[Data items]
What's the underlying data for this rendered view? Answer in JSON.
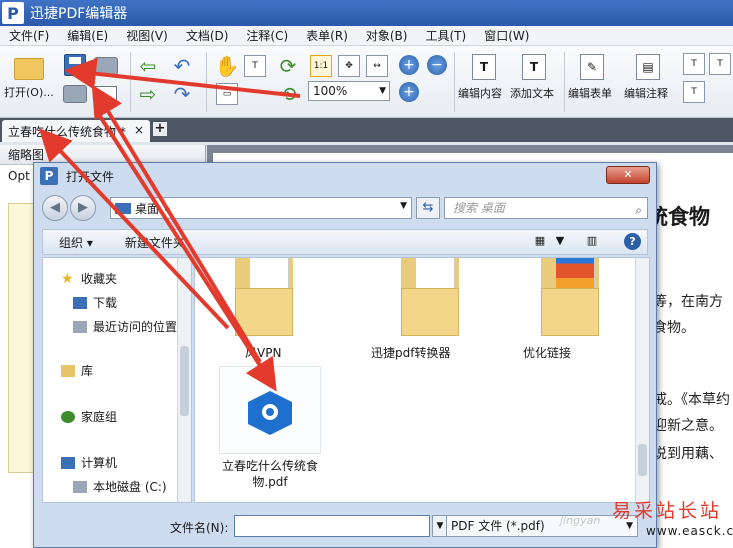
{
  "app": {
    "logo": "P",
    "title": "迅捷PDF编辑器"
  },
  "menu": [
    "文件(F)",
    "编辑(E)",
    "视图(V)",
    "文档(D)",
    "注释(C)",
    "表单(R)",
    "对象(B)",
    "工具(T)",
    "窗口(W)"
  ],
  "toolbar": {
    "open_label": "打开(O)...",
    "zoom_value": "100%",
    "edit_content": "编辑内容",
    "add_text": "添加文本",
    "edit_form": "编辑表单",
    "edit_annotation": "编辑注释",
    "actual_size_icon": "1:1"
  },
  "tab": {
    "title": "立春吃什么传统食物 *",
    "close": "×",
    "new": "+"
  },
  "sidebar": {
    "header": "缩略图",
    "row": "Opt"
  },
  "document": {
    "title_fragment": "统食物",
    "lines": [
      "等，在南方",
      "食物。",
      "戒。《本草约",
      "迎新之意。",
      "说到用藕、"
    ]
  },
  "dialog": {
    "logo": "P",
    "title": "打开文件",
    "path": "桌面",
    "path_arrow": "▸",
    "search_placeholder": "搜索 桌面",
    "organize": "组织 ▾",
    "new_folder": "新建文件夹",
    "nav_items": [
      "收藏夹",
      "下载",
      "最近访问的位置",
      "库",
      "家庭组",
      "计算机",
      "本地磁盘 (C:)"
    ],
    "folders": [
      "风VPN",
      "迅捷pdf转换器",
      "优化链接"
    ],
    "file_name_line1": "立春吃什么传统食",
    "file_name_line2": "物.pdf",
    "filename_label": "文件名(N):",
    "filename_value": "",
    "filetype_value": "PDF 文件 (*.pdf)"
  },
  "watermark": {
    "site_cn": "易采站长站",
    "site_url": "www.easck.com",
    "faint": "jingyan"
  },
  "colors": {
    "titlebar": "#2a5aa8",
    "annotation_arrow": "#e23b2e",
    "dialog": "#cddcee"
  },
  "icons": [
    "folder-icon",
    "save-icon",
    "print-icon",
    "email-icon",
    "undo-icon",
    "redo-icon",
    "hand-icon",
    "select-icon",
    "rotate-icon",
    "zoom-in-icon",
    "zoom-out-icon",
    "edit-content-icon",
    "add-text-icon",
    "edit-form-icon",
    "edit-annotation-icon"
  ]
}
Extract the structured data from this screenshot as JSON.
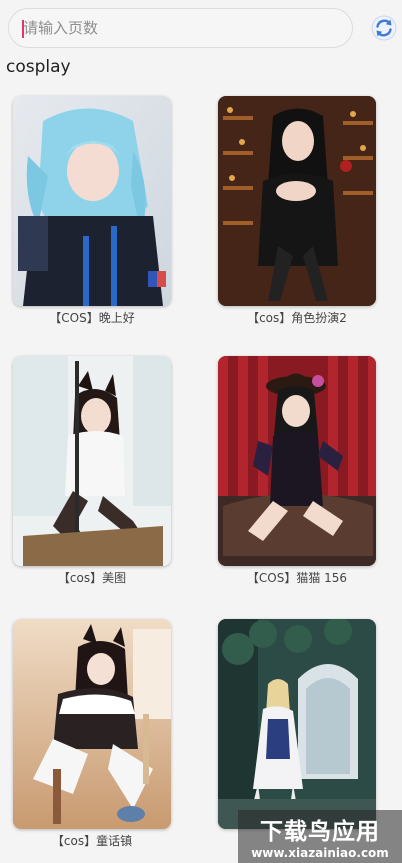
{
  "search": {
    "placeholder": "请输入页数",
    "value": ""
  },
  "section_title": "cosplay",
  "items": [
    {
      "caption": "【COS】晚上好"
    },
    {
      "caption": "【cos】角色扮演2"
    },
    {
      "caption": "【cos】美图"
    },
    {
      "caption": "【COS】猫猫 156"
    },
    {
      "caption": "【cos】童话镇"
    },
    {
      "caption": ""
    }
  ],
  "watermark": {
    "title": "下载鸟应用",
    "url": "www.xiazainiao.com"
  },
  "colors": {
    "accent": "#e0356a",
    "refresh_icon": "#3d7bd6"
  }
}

■ **Task directions**:
Restate the whole listing above exactly, except for its images.

■ **Exercise response**:
What's the underlying data for this rendered view? Answer in JSON.
{
  "app": {
    "logo": "P",
    "title": "迅捷PDF编辑器"
  },
  "menu": [
    "文件(F)",
    "编辑(E)",
    "视图(V)",
    "文档(D)",
    "注释(C)",
    "表单(R)",
    "对象(B)",
    "工具(T)",
    "窗口(W)"
  ],
  "toolbar": {
    "open_label": "打开(O)...",
    "zoom_value": "100%",
    "edit_content": "编辑内容",
    "add_text": "添加文本",
    "edit_form": "编辑表单",
    "edit_annotation": "编辑注释",
    "actual_size_icon": "1:1"
  },
  "tab": {
    "title": "立春吃什么传统食物 *",
    "close": "×",
    "new": "+"
  },
  "sidebar": {
    "header": "缩略图",
    "row": "Opt"
  },
  "document": {
    "title_fragment": "统食物",
    "lines": [
      "等，在南方",
      "食物。",
      "戒。《本草约",
      "迎新之意。",
      "说到用藕、"
    ]
  },
  "dialog": {
    "logo": "P",
    "title": "打开文件",
    "path": "桌面",
    "path_arrow": "▸",
    "search_placeholder": "搜索 桌面",
    "organize": "组织 ▾",
    "new_folder": "新建文件夹",
    "nav_items": [
      "收藏夹",
      "下载",
      "最近访问的位置",
      "库",
      "家庭组",
      "计算机",
      "本地磁盘 (C:)"
    ],
    "folders": [
      "风VPN",
      "迅捷pdf转换器",
      "优化链接"
    ],
    "file_name_line1": "立春吃什么传统食",
    "file_name_line2": "物.pdf",
    "filename_label": "文件名(N):",
    "filename_value": "",
    "filetype_value": "PDF 文件 (*.pdf)"
  },
  "watermark": {
    "site_cn": "易采站长站",
    "site_url": "www.easck.com",
    "faint": "jingyan"
  },
  "colors": {
    "titlebar": "#2a5aa8",
    "annotation_arrow": "#e23b2e",
    "dialog": "#cddcee"
  },
  "icons": [
    "folder-icon",
    "save-icon",
    "print-icon",
    "email-icon",
    "undo-icon",
    "redo-icon",
    "hand-icon",
    "select-icon",
    "rotate-icon",
    "zoom-in-icon",
    "zoom-out-icon",
    "edit-content-icon",
    "add-text-icon",
    "edit-form-icon",
    "edit-annotation-icon"
  ]
}
Extract the structured data from this screenshot as JSON.
{
  "search": {
    "placeholder": "请输入页数",
    "value": ""
  },
  "section_title": "cosplay",
  "items": [
    {
      "caption": "【COS】晚上好"
    },
    {
      "caption": "【cos】角色扮演2"
    },
    {
      "caption": "【cos】美图"
    },
    {
      "caption": "【COS】猫猫 156"
    },
    {
      "caption": "【cos】童话镇"
    },
    {
      "caption": ""
    }
  ],
  "watermark": {
    "title": "下载鸟应用",
    "url": "www.xiazainiao.com"
  },
  "colors": {
    "accent": "#e0356a",
    "refresh_icon": "#3d7bd6"
  }
}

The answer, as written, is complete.